## Tarea asignada 1
Reproduce sin cambios, dentro de las entradas, todo lo que va desde la línea que contiene "- header-correction-min: MIN: [1753, 600, 1998, 705]" hasta la línea que contiene "- soumission-min-cell: 15", ambas incluidas.

━━━ Fragmento citado

Nada, sin renglones. A mi eso me quedó, ahora mientras charlamos estoy rodeado de ocho cuadernos donde tengo diversas ideas, dibujos, etc… y veo que son todos lisos, de alguna manera cuando yo compongo, compongo así, sobre el “proyecto”, con palabras, líneas, dibujos y después, al final, pasa a algo musical. Creo que mucho de eso está influenciado por ese “ritual” de los cuadernos. Me interesa ver cuáles son esas pequeñas ideas concretas musicales que aparecen en esos pentagramas. Y cómo funciona ese pasaje del que hablabas recién, entre la idea abstracta musical a lo concreto de la realidad o de la escritura, creo que algo de ese pasaje está representado en esos gráficos y pienso que específicamente en el terreno de la música, con toda la tradición de la escritura musical, para los que no somos Mozart suele ser un poco traumático.

━━━━━━

## Tarea asignada 2
Prosigue el fragmento sobre los cuadernos lisos y la composición musical a partir de su última oración.

━━━ Entradas del conjunto

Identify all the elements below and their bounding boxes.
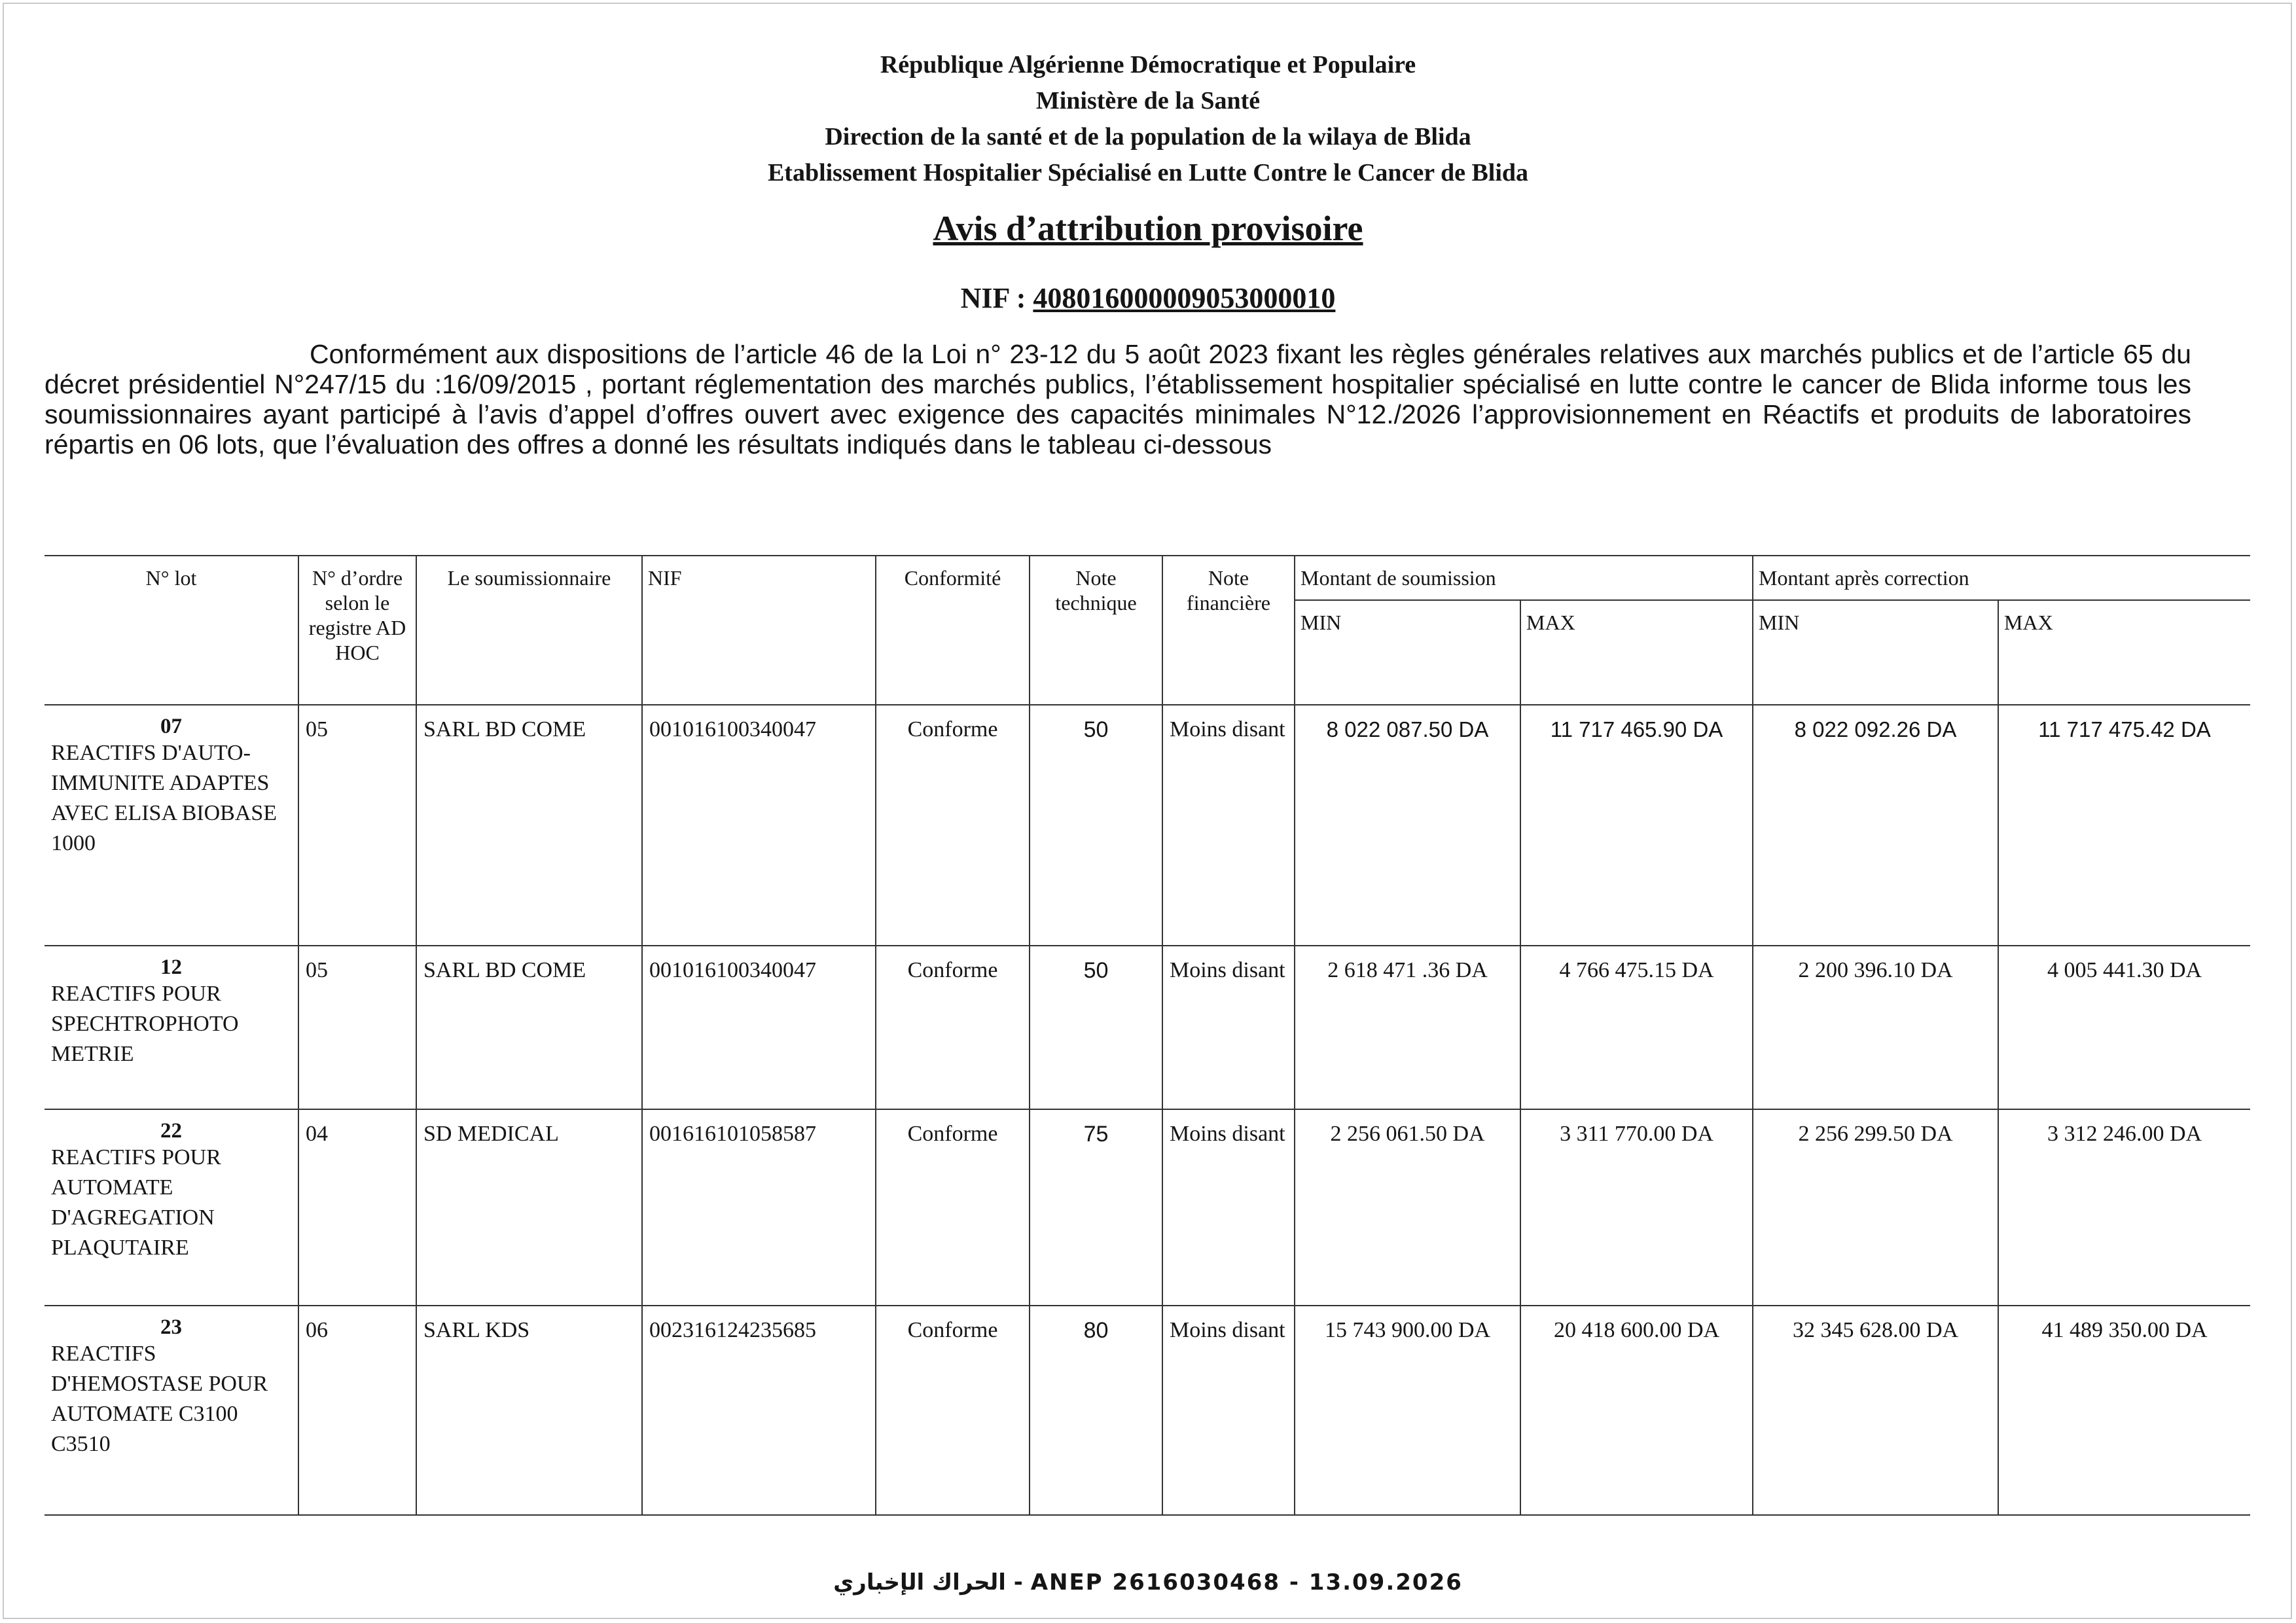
- header-correction-min: MIN: [1753, 600, 1998, 705]
- soumissionnaire-cell: SARL BD COME: [416, 946, 642, 1109]
- header-correction-max: MAX: [1998, 600, 2250, 705]
- header-soumission-max: MAX: [1520, 600, 1753, 705]
- soumission-min-cell: 2 618 471 .36 DA: [1295, 946, 1520, 1109]
- soumission-max-cell: 4 766 475.15 DA: [1520, 946, 1753, 1109]
- lot-cell: [45, 1109, 298, 1306]
- header-nif: NIF: [642, 556, 876, 705]
- conformite-cell: Conforme: [876, 946, 1030, 1109]
- nif-cell: 002316124235685: [642, 1306, 876, 1515]
- intro-paragraph: Conformément aux dispositions de l’article 46 de la Loi n° 23-12 du 5 août 2023 fixant les règles générales relatives aux marchés publics et de l’article 65 du décret présidentiel N°247/15 du :16/09/2015 , portant réglementation des marchés publics, l’établissement hospitalier spécialisé en lutte contre le cancer de Blida informe tous les soumissionnaires ayant participé à l’avis d’appel d’offres ouvert avec exigence des capacités minimales N°12./2026 l’approvisionnement en Réactifs et produits de laboratoires répartis en 06 lots, que l’évaluation des offres a donné les résultats indiqués dans le tableau ci-dessous: [45, 339, 2191, 459]
- soumission-min-cell: 15 743 900.00 DA: [1295, 1306, 1520, 1515]
- correction-min-cell: 2 256 299.50 DA: [1753, 1109, 1998, 1306]
- note-technique-cell: 80: [1030, 1306, 1162, 1515]
- lot-cell: [45, 1306, 298, 1515]
- table-row: [45, 1306, 2250, 1515]
- soumission-max-cell: 11 717 465.90 DA: [1520, 705, 1753, 946]
- header-ordre: N° d’ordre selon le registre AD HOC: [298, 556, 416, 705]
- ordre-cell: 06: [298, 1306, 416, 1515]
- note-technique-cell: 50: [1030, 705, 1162, 946]
- soumissionnaire-cell: SD MEDICAL: [416, 1109, 642, 1306]
- header-montant-correction: Montant après correction: [1753, 556, 2250, 600]
- header-ministry: Ministère de la Santé: [1035, 87, 1261, 115]
- note-financiere-cell: Moins disant: [1162, 705, 1295, 946]
- anep-footer: الحراك الإخباري - ANEP 2616030468 - 13.09.2026: [833, 1569, 1463, 1596]
- results-table: [45, 555, 2250, 1516]
- ordre-cell: 05: [298, 946, 416, 1109]
- soumissionnaire-cell: SARL BD COME: [416, 705, 642, 946]
- lot-number: 22: [160, 1119, 182, 1143]
- soumissionnaire-cell: SARL KDS: [416, 1306, 642, 1515]
- correction-max-cell: 4 005 441.30 DA: [1998, 946, 2250, 1109]
- nif-value: 408016000009053000010: [1033, 282, 1336, 314]
- conformite-cell: Conforme: [876, 1109, 1030, 1306]
- soumission-max-cell: 3 311 770.00 DA: [1520, 1109, 1753, 1306]
- ordre-cell: 05: [298, 705, 416, 946]
- header-soumission-min: MIN: [1295, 600, 1520, 705]
- lot-cell: [45, 946, 298, 1109]
- correction-max-cell: 41 489 350.00 DA: [1998, 1306, 2250, 1515]
- note-financiere-cell: Moins disant: [1162, 1109, 1295, 1306]
- note-technique-cell: 50: [1030, 946, 1162, 1109]
- header-note-technique: Note technique: [1030, 556, 1162, 705]
- header-establishment: Etablissement Hospitalier Spécialisé en Lutte Contre le Cancer de Blida: [767, 159, 1529, 187]
- table-row: [45, 1109, 2250, 1306]
- lot-number: 12: [160, 955, 182, 979]
- nif-cell: 001016100340047: [642, 946, 876, 1109]
- ordre-cell: 04: [298, 1109, 416, 1306]
- note-technique-cell: 75: [1030, 1109, 1162, 1306]
- conformite-cell: Conforme: [876, 705, 1030, 946]
- header-montant-soumission: Montant de soumission: [1295, 556, 1753, 600]
- header-direction: Direction de la santé et de la population de la wilaya de Blida: [825, 123, 1471, 151]
- lot-label: REACTIFS D'HEMOSTASE POUR AUTOMATE C3100 C3510: [51, 1342, 268, 1456]
- correction-min-cell: 8 022 092.26 DA: [1753, 705, 1998, 946]
- nif-cell: 001616101058587: [642, 1109, 876, 1306]
- header-lot: N° lot: [45, 556, 298, 705]
- lot-label: REACTIFS D'AUTO-IMMUNITE ADAPTES AVEC ELISA BIOBASE 1000: [51, 741, 278, 855]
- correction-min-cell: 32 345 628.00 DA: [1753, 1306, 1998, 1515]
- header-conformite: Conformité: [876, 556, 1030, 705]
- table-row: [45, 946, 2250, 1109]
- correction-min-cell: 2 200 396.10 DA: [1753, 946, 1998, 1109]
- soumission-min-cell: 2 256 061.50 DA: [1295, 1109, 1520, 1306]
- soumission-min-cell: 8 022 087.50 DA: [1295, 705, 1520, 946]
- header-republic: République Algérienne Démocratique et Populaire: [880, 51, 1416, 79]
- lot-number: 23: [160, 1315, 182, 1339]
- correction-max-cell: 3 312 246.00 DA: [1998, 1109, 2250, 1306]
- lot-cell: [45, 705, 298, 946]
- table-row: [45, 705, 2250, 946]
- header-soumissionnaire: Le soumissionnaire: [416, 556, 642, 705]
- nif-label: NIF :: [960, 282, 1033, 314]
- nif-cell: 001016100340047: [642, 705, 876, 946]
- header-note-financiere: Note financière: [1162, 556, 1295, 705]
- lot-number: 07: [160, 715, 182, 738]
- lot-label: REACTIFS POUR SPECHTROPHOTO METRIE: [51, 982, 239, 1066]
- note-financiere-cell: Moins disant: [1162, 1306, 1295, 1515]
- document-title: Avis d’attribution provisoire: [933, 209, 1363, 248]
- nif-line: [0, 281, 2296, 315]
- document-header: [0, 47, 2296, 191]
- lot-label: REACTIFS POUR AUTOMATE D'AGREGATION PLAQUTAIRE: [51, 1145, 221, 1260]
- correction-max-cell: 11 717 475.42 DA: [1998, 705, 2250, 946]
- conformite-cell: Conforme: [876, 1306, 1030, 1515]
- note-financiere-cell: Moins disant: [1162, 946, 1295, 1109]
- soumission-max-cell: 20 418 600.00 DA: [1520, 1306, 1753, 1515]
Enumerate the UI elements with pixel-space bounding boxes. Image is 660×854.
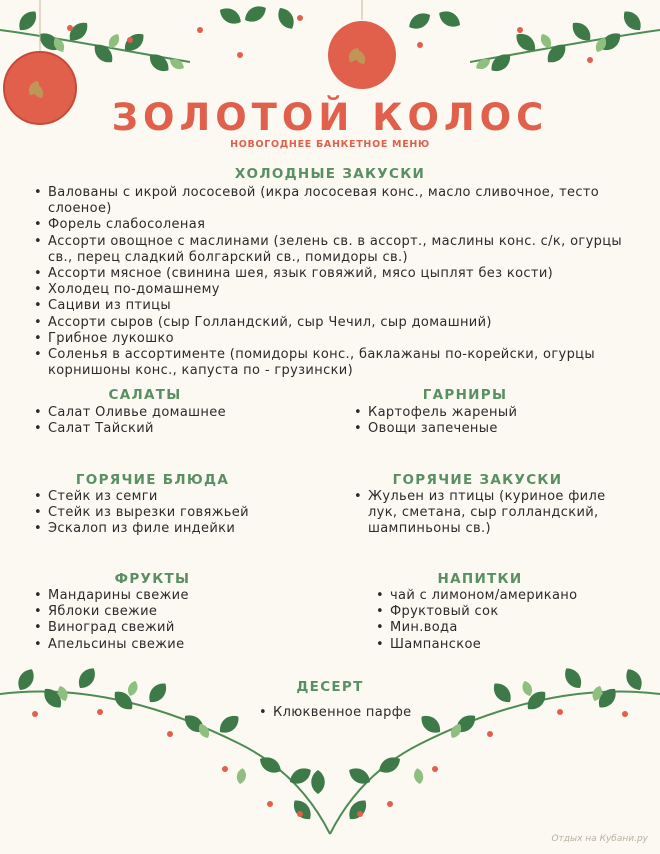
list-item: • Стейк из вырезки говяжьей bbox=[33, 505, 333, 521]
cold-appetizers-list bbox=[33, 185, 633, 379]
drinks-list bbox=[375, 588, 635, 653]
list-item: • Ассорти мясное (свинина шея, язык говяжий, мясо цыплят без кости) bbox=[33, 266, 633, 282]
list-item: • Валованы с икрой лососевой (икра лососевая конс., масло сливочное, тесто слоеное) bbox=[33, 185, 633, 217]
section-title-garnishes: ГАРНИРЫ bbox=[422, 387, 508, 403]
list-item: • Соленья в ассортименте (помидоры конс., баклажаны по-корейски, огурцы корнишоны конс., капуста по - грузински) bbox=[33, 347, 633, 379]
list-item: • Клюквенное парфе bbox=[258, 705, 458, 721]
section-title-hot-appetizers: ГОРЯЧИЕ ЗАКУСКИ bbox=[392, 472, 563, 488]
list-item: • чай с лимоном/американо bbox=[375, 588, 635, 604]
list-item: • Ассорти сыров (сыр Голландский, сыр Чечил, сыр домашний) bbox=[33, 315, 633, 331]
list-item: • Салат Оливье домашнее bbox=[33, 405, 333, 421]
list-item: • Грибное лукошко bbox=[33, 331, 633, 347]
list-item: • Мандарины свежие bbox=[33, 588, 333, 604]
list-item: • Холодец по-домашнему bbox=[33, 282, 633, 298]
section-title-fruits: ФРУКТЫ bbox=[114, 571, 191, 587]
section-title-dessert: ДЕСЕРТ bbox=[296, 679, 364, 695]
list-item: • Яблоки свежие bbox=[33, 604, 333, 620]
garnishes-list bbox=[353, 405, 633, 437]
list-item: • Стейк из семги bbox=[33, 489, 333, 505]
section-title-cold-appetizers: ХОЛОДНЫЕ ЗАКУСКИ bbox=[234, 166, 426, 182]
list-item: • Форель слабосоленая bbox=[33, 217, 633, 233]
salads-list bbox=[33, 405, 333, 437]
list-item: • Ассорти овощное с маслинами (зелень св. в ассорт., маслины конс. с/к, огурцы св., перец сладкий болгарский св., помидоры св.) bbox=[33, 234, 633, 266]
list-item: • Шампанское bbox=[375, 637, 635, 653]
list-item: • Овощи запеченые bbox=[353, 421, 633, 437]
page-subtitle: НОВОГОДНЕЕ БАНКЕТНОЕ МЕНЮ bbox=[230, 139, 430, 150]
page-title: ЗОЛОТОЙ КОЛОС bbox=[111, 96, 549, 139]
list-item: • Эскалоп из филе индейки bbox=[33, 521, 333, 537]
list-item: • Сациви из птицы bbox=[33, 298, 633, 314]
hot-dishes-list bbox=[33, 489, 333, 538]
watermark: Отдых на Кубани.ру bbox=[551, 834, 648, 844]
list-item: • Виноград свежий bbox=[33, 620, 333, 636]
list-item: • Картофель жареный bbox=[353, 405, 633, 421]
fruits-list bbox=[33, 588, 333, 653]
section-title-hot-dishes: ГОРЯЧИЕ БЛЮДА bbox=[75, 472, 230, 488]
list-item: • Фруктовый сок bbox=[375, 604, 635, 620]
hot-appetizers-list bbox=[353, 489, 628, 538]
section-title-salads: САЛАТЫ bbox=[108, 387, 182, 403]
list-item: • Апельсины свежие bbox=[33, 637, 333, 653]
list-item: • Жульен из птицы (куриное филе лук, сметана, сыр голландский, шампиньоны св.) bbox=[353, 489, 628, 538]
list-item: • Мин.вода bbox=[375, 620, 635, 636]
list-item: • Салат Тайский bbox=[33, 421, 333, 437]
bottom-floral-decoration bbox=[0, 664, 660, 854]
section-title-drinks: НАПИТКИ bbox=[437, 571, 523, 587]
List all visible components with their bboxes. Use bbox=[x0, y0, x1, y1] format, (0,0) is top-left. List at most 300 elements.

━━━━━━

## Resultado del ejercicio 1
- header-correction-min: MIN: [1753, 600, 1998, 705]
- soumissionnaire-cell: SARL BD COME: [416, 946, 642, 1109]
- header-correction-max: MAX: [1998, 600, 2250, 705]
- header-soumission-max: MAX: [1520, 600, 1753, 705]
- soumission-min-cell: 2 618 471 .36 DA: [1295, 946, 1520, 1109]
- soumission-max-cell: 4 766 475.15 DA: [1520, 946, 1753, 1109]
- lot-cell: [45, 1109, 298, 1306]
- header-nif: NIF: [642, 556, 876, 705]
- conformite-cell: Conforme: [876, 946, 1030, 1109]
- nif-cell: 002316124235685: [642, 1306, 876, 1515]
- intro-paragraph: Conformément aux dispositions de l’article 46 de la Loi n° 23-12 du 5 août 2023 fixant les règles générales relatives aux marchés publics et de l’article 65 du décret présidentiel N°247/15 du :16/09/2015 , portant réglementation des marchés publics, l’établissement hospitalier spécialisé en lutte contre le cancer de Blida informe tous les soumissionnaires ayant participé à l’avis d’appel d’offres ouvert avec exigence des capacités minimales N°12./2026 l’approvisionnement en Réactifs et produits de laboratoires répartis en 06 lots, que l’évaluation des offres a donné les résultats indiqués dans le tableau ci-dessous: [45, 339, 2191, 459]
- soumission-min-cell: 15 743 900.00 DA: [1295, 1306, 1520, 1515]

## Resultado del ejercicio 2
Bueno, eso que estás diciendo se llama “componer” [Risas]. El famoso “Mozart”, ese que nunca existió, es un improvisador, no un compositor. Ese que no tiene intermediario, se pone a tocar el piano y ya tiene una obra acabada, termina y ya está. No tiene que corregir ni nada. Eso no es componer, eso es improvisar y transcribir la improvisación. Por supuesto Mozart no fue eso. Hay improvisadores geniales y otros menos geniales, pero estamos hablando de otro oficio, como la diferencia entre escribir y charlar. Los otros, los que no improvisan una obra acabada, son compositores. La dificultad es pasar de una idea vaga o más o menos concreta a algo definitivamente concreto: eso es el oficio de componer. No es más que eso. Un buen profesor de composición, que yo nunca tuve, ni voy a tener a esta altura, es simplemente un tipo que detecta una buena idea inicial y te guía hacia tu idea definitiva, no la de él, y te da consejos sobre la forma de fijarla en un papel o en lo que sea con la menor pérdida de energía y la menor traición a la primera idea posible. Eso es lo que uno aprende a los ponchazos. Lo aprendés escribiendo y escuchando tus propias obras. Todo lo que no funcionó en tu obra actual va a funcionar mejor en la próxima. Hay que abandonar la idea de la obra maestra, ese mito romántico que contamina el cerebro y no sirve más que para arruinarte la vida.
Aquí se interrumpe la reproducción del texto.